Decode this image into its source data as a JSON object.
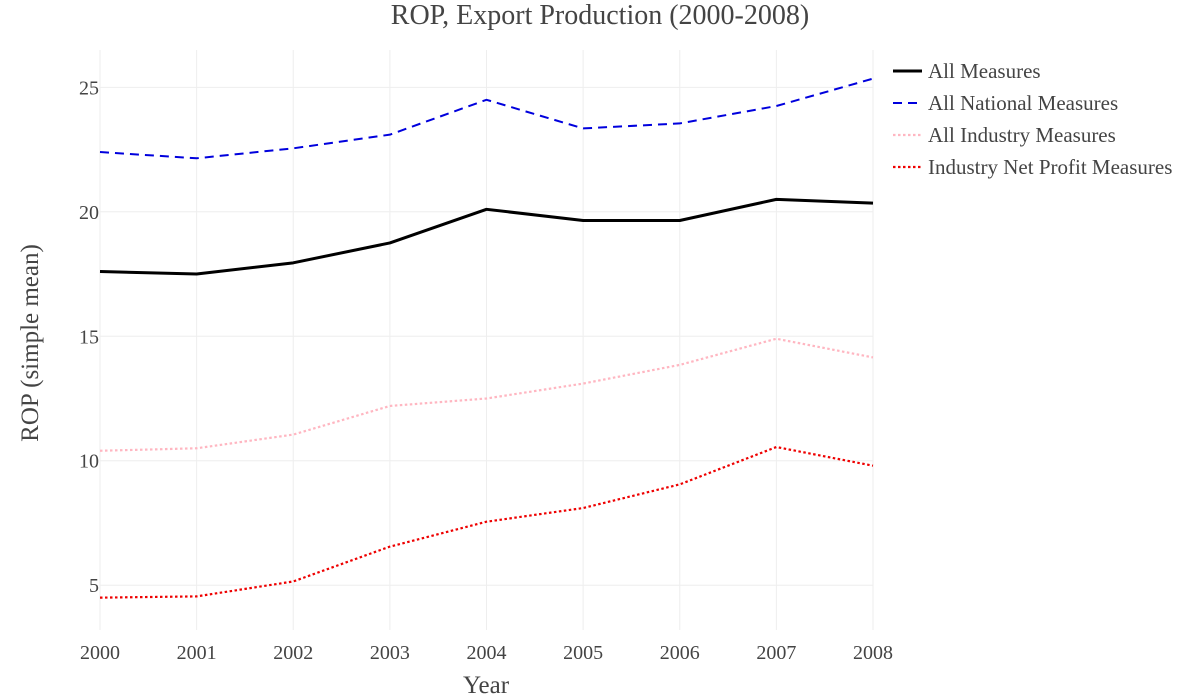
{
  "chart_data": {
    "type": "line",
    "title": "ROP, Export Production (2000-2008)",
    "xlabel": "Year",
    "ylabel": "ROP (simple mean)",
    "x": [
      2000,
      2001,
      2002,
      2003,
      2004,
      2005,
      2006,
      2007,
      2008
    ],
    "xlim": [
      2000,
      2008
    ],
    "ylim": [
      3.2,
      26.5
    ],
    "xticks": [
      2000,
      2001,
      2002,
      2003,
      2004,
      2005,
      2006,
      2007,
      2008
    ],
    "yticks": [
      5,
      10,
      15,
      20,
      25
    ],
    "grid": true,
    "legend_position": "top-right",
    "series": [
      {
        "name": "All Measures",
        "values": [
          17.6,
          17.5,
          17.95,
          18.75,
          20.1,
          19.65,
          19.65,
          20.5,
          20.35
        ],
        "color": "#000000",
        "dash": "solid"
      },
      {
        "name": "All National Measures",
        "values": [
          22.4,
          22.15,
          22.55,
          23.1,
          24.5,
          23.35,
          23.55,
          24.25,
          25.35
        ],
        "color": "#0000dd",
        "dash": "dashed"
      },
      {
        "name": "All Industry Measures",
        "values": [
          10.4,
          10.5,
          11.05,
          12.2,
          12.5,
          13.1,
          13.85,
          14.9,
          14.15
        ],
        "color": "#ffb6c1",
        "dash": "dotted"
      },
      {
        "name": "Industry Net Profit Measures",
        "values": [
          4.5,
          4.55,
          5.15,
          6.55,
          7.55,
          8.1,
          9.05,
          10.55,
          9.8
        ],
        "color": "#ee0000",
        "dash": "dotted"
      }
    ]
  }
}
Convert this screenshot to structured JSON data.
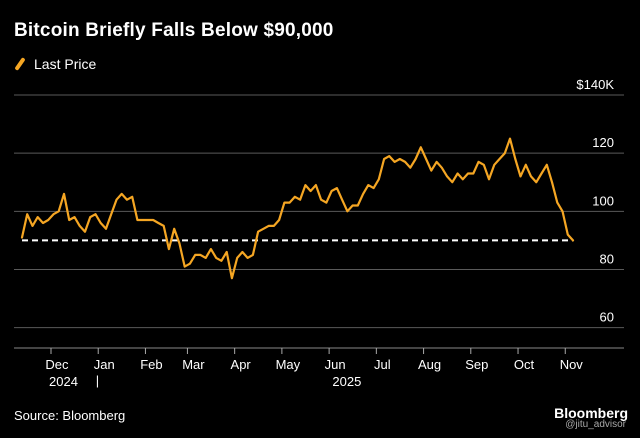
{
  "header": {
    "title": "Bitcoin Briefly Falls Below $90,000"
  },
  "legend": {
    "label": "Last Price",
    "color": "#f5a623"
  },
  "footer": {
    "source": "Source: Bloomberg",
    "brand": "Bloomberg",
    "watermark": "@jitu_advisor"
  },
  "chart_data": {
    "type": "line",
    "title": "Bitcoin Briefly Falls Below $90,000",
    "xlabel": "",
    "ylabel": "",
    "ylim": [
      53,
      140
    ],
    "y_ticks": [
      {
        "value": 140,
        "label": "$140K"
      },
      {
        "value": 120,
        "label": "120"
      },
      {
        "value": 100,
        "label": "100"
      },
      {
        "value": 80,
        "label": "80"
      },
      {
        "value": 60,
        "label": "60"
      }
    ],
    "x_ticks": [
      {
        "index": 4,
        "label": "Dec"
      },
      {
        "index": 13,
        "label": "Jan"
      },
      {
        "index": 22,
        "label": "Feb"
      },
      {
        "index": 30,
        "label": "Mar"
      },
      {
        "index": 39,
        "label": "Apr"
      },
      {
        "index": 48,
        "label": "May"
      },
      {
        "index": 57,
        "label": "Jun"
      },
      {
        "index": 66,
        "label": "Jul"
      },
      {
        "index": 75,
        "label": "Aug"
      },
      {
        "index": 84,
        "label": "Sep"
      },
      {
        "index": 93,
        "label": "Oct"
      },
      {
        "index": 102,
        "label": "Nov"
      }
    ],
    "year_labels": [
      {
        "index": 6,
        "label": "2024",
        "separator": "|"
      },
      {
        "index": 60,
        "label": "2025"
      }
    ],
    "reference_line": {
      "value": 90,
      "style": "dashed",
      "color": "#ffffff"
    },
    "series": [
      {
        "name": "Last Price",
        "color": "#f5a623",
        "values": [
          91,
          99,
          95,
          98,
          96,
          97,
          99,
          100,
          106,
          97,
          98,
          95,
          93,
          98,
          99,
          96,
          94,
          99,
          104,
          106,
          104,
          105,
          97,
          97,
          97,
          97,
          96,
          95,
          87,
          94,
          89,
          81,
          82,
          85,
          85,
          84,
          87,
          84,
          83,
          86,
          77,
          84,
          86,
          84,
          85,
          93,
          94,
          95,
          95,
          97,
          103,
          103,
          105,
          104,
          109,
          107,
          109,
          104,
          103,
          107,
          108,
          104,
          100,
          102,
          102,
          106,
          109,
          108,
          111,
          118,
          119,
          117,
          118,
          117,
          115,
          118,
          122,
          118,
          114,
          117,
          115,
          112,
          110,
          113,
          111,
          113,
          113,
          117,
          116,
          111,
          116,
          118,
          120,
          125,
          118,
          112,
          116,
          112,
          110,
          113,
          116,
          110,
          103,
          100,
          92,
          90
        ]
      }
    ]
  }
}
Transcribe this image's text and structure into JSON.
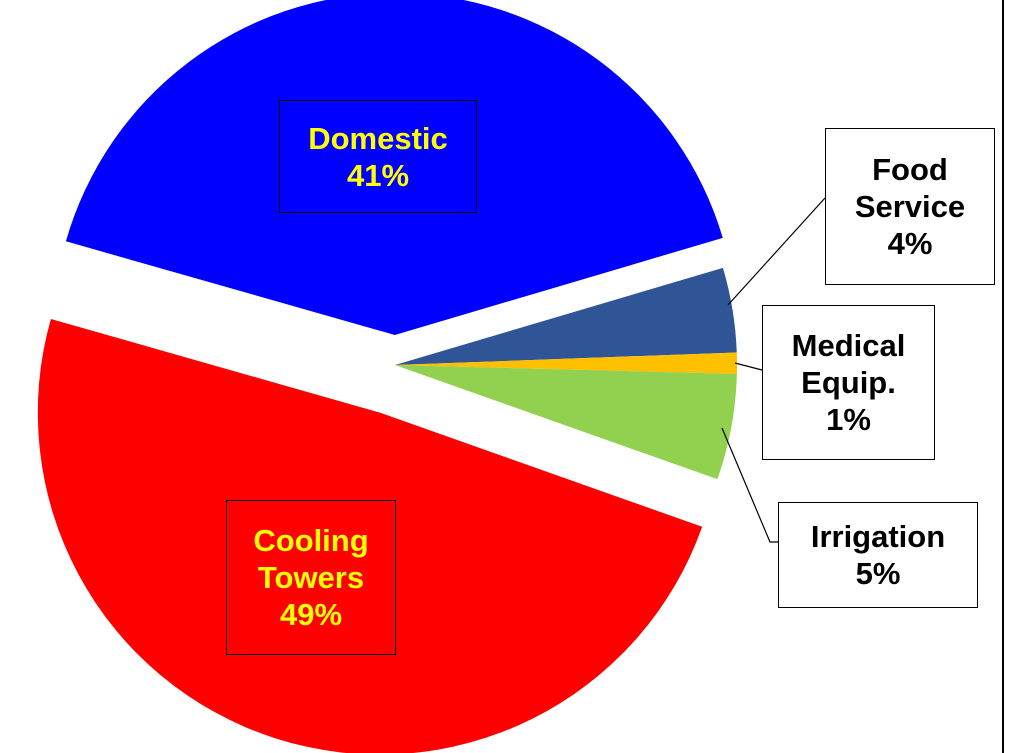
{
  "chart_data": {
    "type": "pie",
    "categories": [
      "Food Service",
      "Medical Equip.",
      "Irrigation",
      "Cooling Towers",
      "Domestic"
    ],
    "values": [
      4,
      1,
      5,
      49,
      41
    ],
    "value_labels": [
      "4%",
      "1%",
      "5%",
      "49%",
      "41%"
    ],
    "colors": [
      "#2f5597",
      "#ffc000",
      "#92d050",
      "#ff0000",
      "#0000ff"
    ]
  }
}
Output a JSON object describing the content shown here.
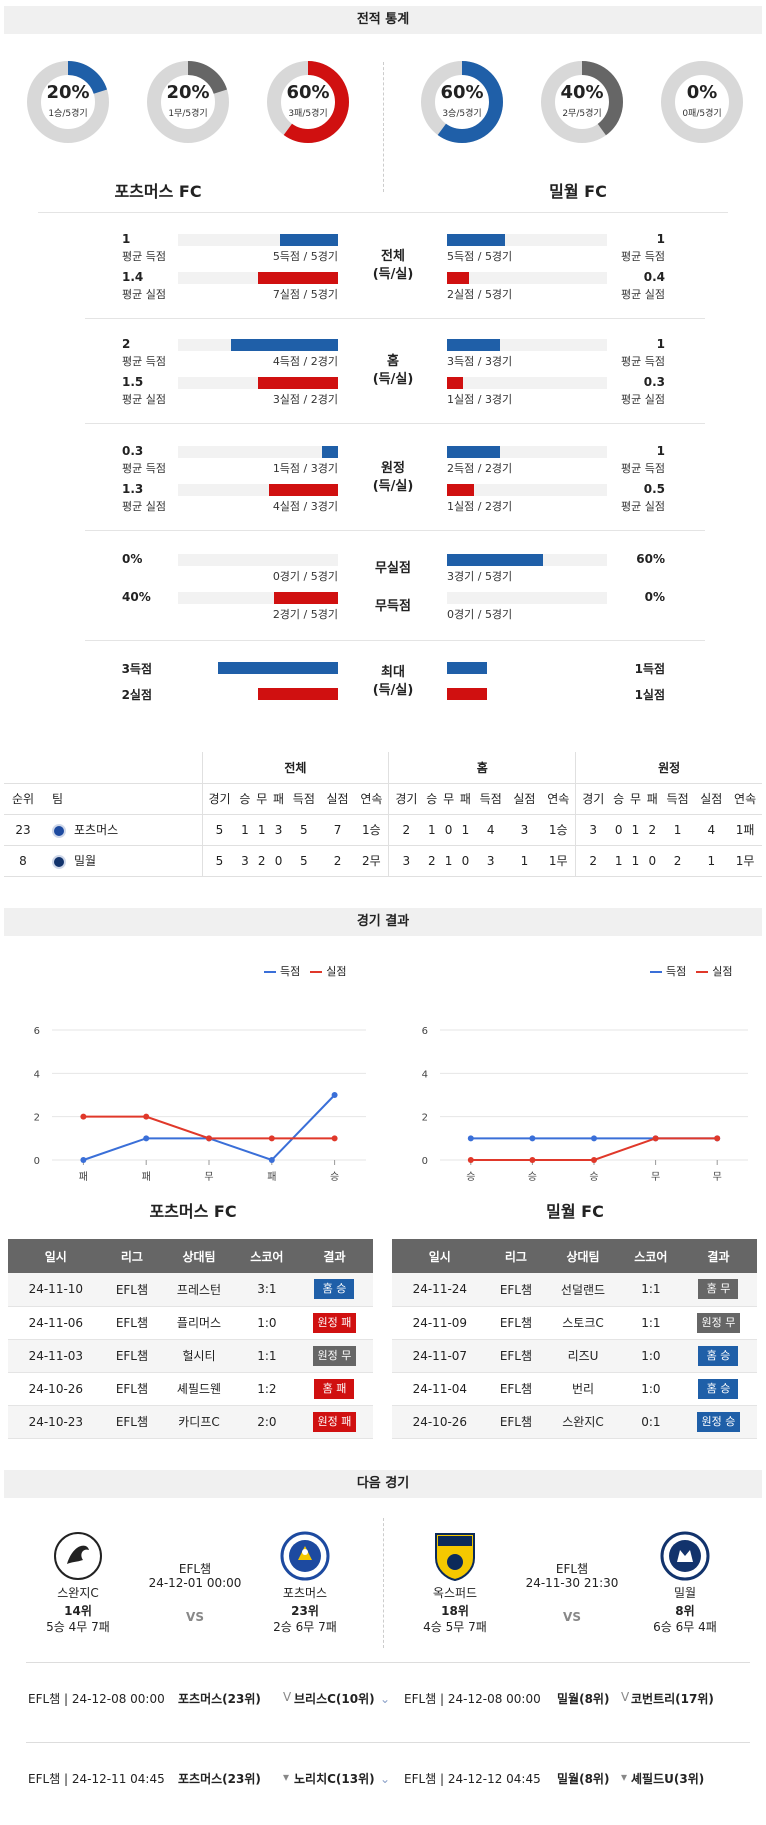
{
  "sections": {
    "stats": "전적 통계",
    "results": "경기 결과",
    "next": "다음 경기"
  },
  "donuts": [
    {
      "pct": "20%",
      "sub": "1승/5경기",
      "value": 0.2,
      "color": "#1f5fa8"
    },
    {
      "pct": "20%",
      "sub": "1무/5경기",
      "value": 0.2,
      "color": "#666666"
    },
    {
      "pct": "60%",
      "sub": "3패/5경기",
      "value": 0.6,
      "color": "#d01010"
    },
    {
      "pct": "60%",
      "sub": "3승/5경기",
      "value": 0.6,
      "color": "#1f5fa8"
    },
    {
      "pct": "40%",
      "sub": "2무/5경기",
      "value": 0.4,
      "color": "#666666"
    },
    {
      "pct": "0%",
      "sub": "0패/5경기",
      "value": 0.0,
      "color": "#d01010"
    }
  ],
  "teams": {
    "home": "포츠머스 FC",
    "away": "밀월 FC"
  },
  "groups": [
    {
      "label": "전체\n(득/실)",
      "home": [
        {
          "num": "1",
          "lbl": "평균 득점",
          "cap": "5득점 / 5경기",
          "frac": 0.36
        },
        {
          "num": "1.4",
          "lbl": "평균 실점",
          "cap": "7실점 / 5경기",
          "frac": 0.5
        }
      ],
      "away": [
        {
          "num": "1",
          "lbl": "평균 득점",
          "cap": "5득점 / 5경기",
          "frac": 0.36
        },
        {
          "num": "0.4",
          "lbl": "평균 실점",
          "cap": "2실점 / 5경기",
          "frac": 0.14
        }
      ]
    },
    {
      "label": "홈\n(득/실)",
      "home": [
        {
          "num": "2",
          "lbl": "평균 득점",
          "cap": "4득점 / 2경기",
          "frac": 0.67
        },
        {
          "num": "1.5",
          "lbl": "평균 실점",
          "cap": "3실점 / 2경기",
          "frac": 0.5
        }
      ],
      "away": [
        {
          "num": "1",
          "lbl": "평균 득점",
          "cap": "3득점 / 3경기",
          "frac": 0.33
        },
        {
          "num": "0.3",
          "lbl": "평균 실점",
          "cap": "1실점 / 3경기",
          "frac": 0.1
        }
      ]
    },
    {
      "label": "원정\n(득/실)",
      "home": [
        {
          "num": "0.3",
          "lbl": "평균 득점",
          "cap": "1득점 / 3경기",
          "frac": 0.1
        },
        {
          "num": "1.3",
          "lbl": "평균 실점",
          "cap": "4실점 / 3경기",
          "frac": 0.43
        }
      ],
      "away": [
        {
          "num": "1",
          "lbl": "평균 득점",
          "cap": "2득점 / 2경기",
          "frac": 0.33
        },
        {
          "num": "0.5",
          "lbl": "평균 실점",
          "cap": "1실점 / 2경기",
          "frac": 0.17
        }
      ]
    }
  ],
  "clean": {
    "label1": "무실점",
    "label2": "무득점",
    "home": [
      {
        "num": "0%",
        "cap": "0경기 / 5경기",
        "frac": 0.0
      },
      {
        "num": "40%",
        "cap": "2경기 / 5경기",
        "frac": 0.4
      }
    ],
    "away": [
      {
        "num": "60%",
        "cap": "3경기 / 5경기",
        "frac": 0.6
      },
      {
        "num": "0%",
        "cap": "0경기 / 5경기",
        "frac": 0.0
      }
    ]
  },
  "max": {
    "label": "최대\n(득/실)",
    "home": [
      {
        "num": "3득점",
        "frac": 0.75
      },
      {
        "num": "2실점",
        "frac": 0.5
      }
    ],
    "away": [
      {
        "num": "1득점",
        "frac": 0.25
      },
      {
        "num": "1실점",
        "frac": 0.25
      }
    ]
  },
  "standings": {
    "groups": [
      "전체",
      "홈",
      "원정"
    ],
    "cols": [
      "경기",
      "승",
      "무",
      "패",
      "득점",
      "실점",
      "연속"
    ],
    "rank_label": "순위",
    "team_label": "팀",
    "rows": [
      {
        "rank": "23",
        "team": "포츠머스",
        "all": [
          "5",
          "1",
          "1",
          "3",
          "5",
          "7",
          "1승"
        ],
        "home": [
          "2",
          "1",
          "0",
          "1",
          "4",
          "3",
          "1승"
        ],
        "away": [
          "3",
          "0",
          "1",
          "2",
          "1",
          "4",
          "1패"
        ]
      },
      {
        "rank": "8",
        "team": "밀월",
        "all": [
          "5",
          "3",
          "2",
          "0",
          "5",
          "2",
          "2무"
        ],
        "home": [
          "3",
          "2",
          "1",
          "0",
          "3",
          "1",
          "1무"
        ],
        "away": [
          "2",
          "1",
          "1",
          "0",
          "2",
          "1",
          "1무"
        ]
      }
    ]
  },
  "chart_data": [
    {
      "type": "line",
      "title": "포츠머스 FC",
      "categories": [
        "패",
        "패",
        "무",
        "패",
        "승"
      ],
      "ylim": [
        0,
        6
      ],
      "yticks": [
        0,
        2,
        4,
        6
      ],
      "series": [
        {
          "name": "득점",
          "color": "#3a6fd8",
          "values": [
            0,
            1,
            1,
            0,
            3
          ]
        },
        {
          "name": "실점",
          "color": "#e0382a",
          "values": [
            2,
            2,
            1,
            1,
            1
          ]
        }
      ]
    },
    {
      "type": "line",
      "title": "밀월 FC",
      "categories": [
        "승",
        "승",
        "승",
        "무",
        "무"
      ],
      "ylim": [
        0,
        6
      ],
      "yticks": [
        0,
        2,
        4,
        6
      ],
      "series": [
        {
          "name": "득점",
          "color": "#3a6fd8",
          "values": [
            1,
            1,
            1,
            1,
            1
          ]
        },
        {
          "name": "실점",
          "color": "#e0382a",
          "values": [
            0,
            0,
            0,
            1,
            1
          ]
        }
      ]
    }
  ],
  "results": {
    "headers": [
      "일시",
      "리그",
      "상대팀",
      "스코어",
      "결과"
    ],
    "home": [
      {
        "date": "24-11-10",
        "league": "EFL챔",
        "opp": "프레스턴",
        "score": "3:1",
        "res": "홈 승",
        "cls": "b-blue"
      },
      {
        "date": "24-11-06",
        "league": "EFL챔",
        "opp": "플리머스",
        "score": "1:0",
        "res": "원정 패",
        "cls": "b-red"
      },
      {
        "date": "24-11-03",
        "league": "EFL챔",
        "opp": "헐시티",
        "score": "1:1",
        "res": "원정 무",
        "cls": "b-gray"
      },
      {
        "date": "24-10-26",
        "league": "EFL챔",
        "opp": "셰필드웬",
        "score": "1:2",
        "res": "홈 패",
        "cls": "b-red"
      },
      {
        "date": "24-10-23",
        "league": "EFL챔",
        "opp": "카디프C",
        "score": "2:0",
        "res": "원정 패",
        "cls": "b-red"
      }
    ],
    "away": [
      {
        "date": "24-11-24",
        "league": "EFL챔",
        "opp": "선덜랜드",
        "score": "1:1",
        "res": "홈 무",
        "cls": "b-gray"
      },
      {
        "date": "24-11-09",
        "league": "EFL챔",
        "opp": "스토크C",
        "score": "1:1",
        "res": "원정 무",
        "cls": "b-gray"
      },
      {
        "date": "24-11-07",
        "league": "EFL챔",
        "opp": "리즈U",
        "score": "1:0",
        "res": "홈 승",
        "cls": "b-blue"
      },
      {
        "date": "24-11-04",
        "league": "EFL챔",
        "opp": "번리",
        "score": "1:0",
        "res": "홈 승",
        "cls": "b-blue"
      },
      {
        "date": "24-10-26",
        "league": "EFL챔",
        "opp": "스완지C",
        "score": "0:1",
        "res": "원정 승",
        "cls": "b-blue"
      }
    ]
  },
  "next": {
    "left": {
      "league": "EFL챔",
      "datetime": "24-12-01 00:00",
      "vs": "VS",
      "t1": {
        "name": "스완지C",
        "rank": "14위",
        "rec": "5승 4무 7패"
      },
      "t2": {
        "name": "포츠머스",
        "rank": "23위",
        "rec": "2승 6무 7패"
      }
    },
    "right": {
      "league": "EFL챔",
      "datetime": "24-11-30 21:30",
      "vs": "VS",
      "t1": {
        "name": "옥스퍼드",
        "rank": "18위",
        "rec": "4승 5무 7패"
      },
      "t2": {
        "name": "밀월",
        "rank": "8위",
        "rec": "6승 6무 4패"
      }
    }
  },
  "upcoming": [
    {
      "l": "EFL챔 | 24-12-08 00:00",
      "lm": "포츠머스(23위)",
      "lo": "브리스C(10위)",
      "r": "EFL챔 | 24-12-08 00:00",
      "rm": "밀월(8위)",
      "ro": "코번트리(17위)"
    },
    {
      "l": "EFL챔 | 24-12-11 04:45",
      "lm": "포츠머스(23위)",
      "lo": "노리치C(13위)",
      "r": "EFL챔 | 24-12-12 04:45",
      "rm": "밀월(8위)",
      "ro": "셰필드U(3위)"
    }
  ]
}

● ● ● ● ● ● ●

Wherever "title" shows up in a line, copy that line.

Final answer —
    "title": "ROP, Export Production (2000-2008)",
    "title": "Bitcoin Briefly Falls Below $90,000"
    "title": "Bitcoin Briefly Falls Below $90,000",
      "title": "포츠머스 FC",
      "title": "밀월 FC",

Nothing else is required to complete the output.